Entries with figure data

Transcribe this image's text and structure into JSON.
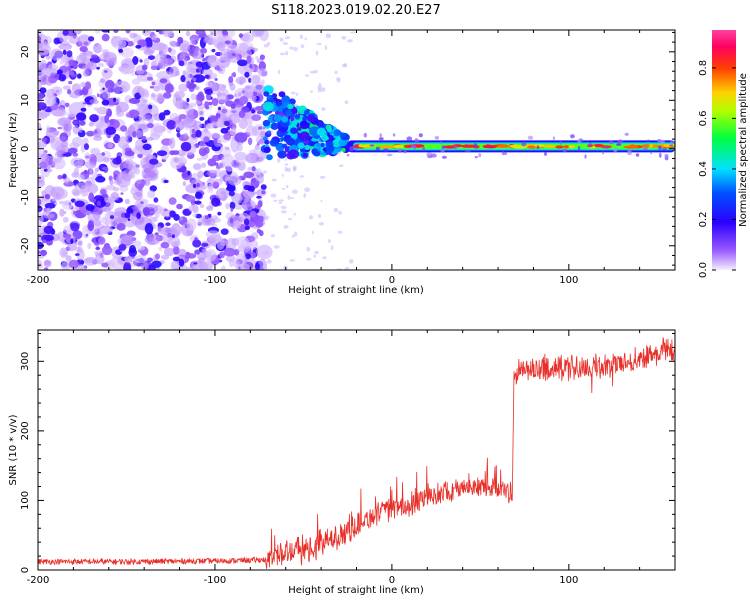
{
  "title": "S118.2023.019.02.20.E27",
  "colors": {
    "snr_line": "#e8302a",
    "noise": "#7a2ee6",
    "colormap": [
      "#e8e0ff",
      "#6a00ff",
      "#0000ff",
      "#00c8ff",
      "#00ff60",
      "#d8ff00",
      "#ff9000",
      "#ff0040",
      "#ff30a0"
    ]
  },
  "chart_data": [
    {
      "type": "heatmap",
      "xlabel": "Height of straight line (km)",
      "ylabel": "Frequency (Hz)",
      "xlim": [
        -200,
        160
      ],
      "ylim": [
        -25,
        24.5
      ],
      "x_ticks": [
        -200,
        -100,
        0,
        100
      ],
      "y_ticks": [
        -20,
        -10,
        0,
        10,
        20
      ],
      "regions": [
        {
          "name": "noise",
          "x": [
            -200,
            -72
          ],
          "y": [
            -25,
            24.5
          ],
          "amplitude": 0.15
        },
        {
          "name": "transition",
          "x": [
            -72,
            -25
          ],
          "y": [
            -3,
            11
          ],
          "amplitude": 0.3
        },
        {
          "name": "carrier",
          "x": [
            -25,
            160
          ],
          "y": [
            -0.5,
            1.5
          ],
          "amplitude": 0.85
        }
      ],
      "colorbar": {
        "label": "Normalized spectral amplitude",
        "range": [
          0.0,
          0.95
        ],
        "ticks": [
          "0.0",
          "0.2",
          "0.4",
          "0.6",
          "0.8"
        ]
      }
    },
    {
      "type": "line",
      "xlabel": "Height of straight line (km)",
      "ylabel": "SNR (10 * v/v)",
      "xlim": [
        -200,
        160
      ],
      "ylim": [
        0,
        345
      ],
      "x_ticks": [
        -200,
        -100,
        0,
        100
      ],
      "y_ticks": [
        0,
        100,
        200,
        300
      ],
      "series": [
        {
          "x": [
            -200,
            -150,
            -100,
            -80,
            -70,
            -60,
            -55,
            -50,
            -40,
            -30,
            -20,
            -10,
            0,
            10,
            20,
            30,
            40,
            50,
            60,
            68,
            69,
            70,
            80,
            100,
            120,
            140,
            160
          ],
          "y": [
            12,
            12,
            13,
            14,
            15,
            30,
            30,
            25,
            35,
            50,
            65,
            78,
            88,
            92,
            105,
            112,
            118,
            120,
            118,
            112,
            280,
            285,
            288,
            290,
            292,
            305,
            320
          ]
        }
      ]
    }
  ]
}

=== Aim ===
Say how many lines of the data include the string "amplitude". Nothing other than the number should be given.

=== Answer for this exercise ===
4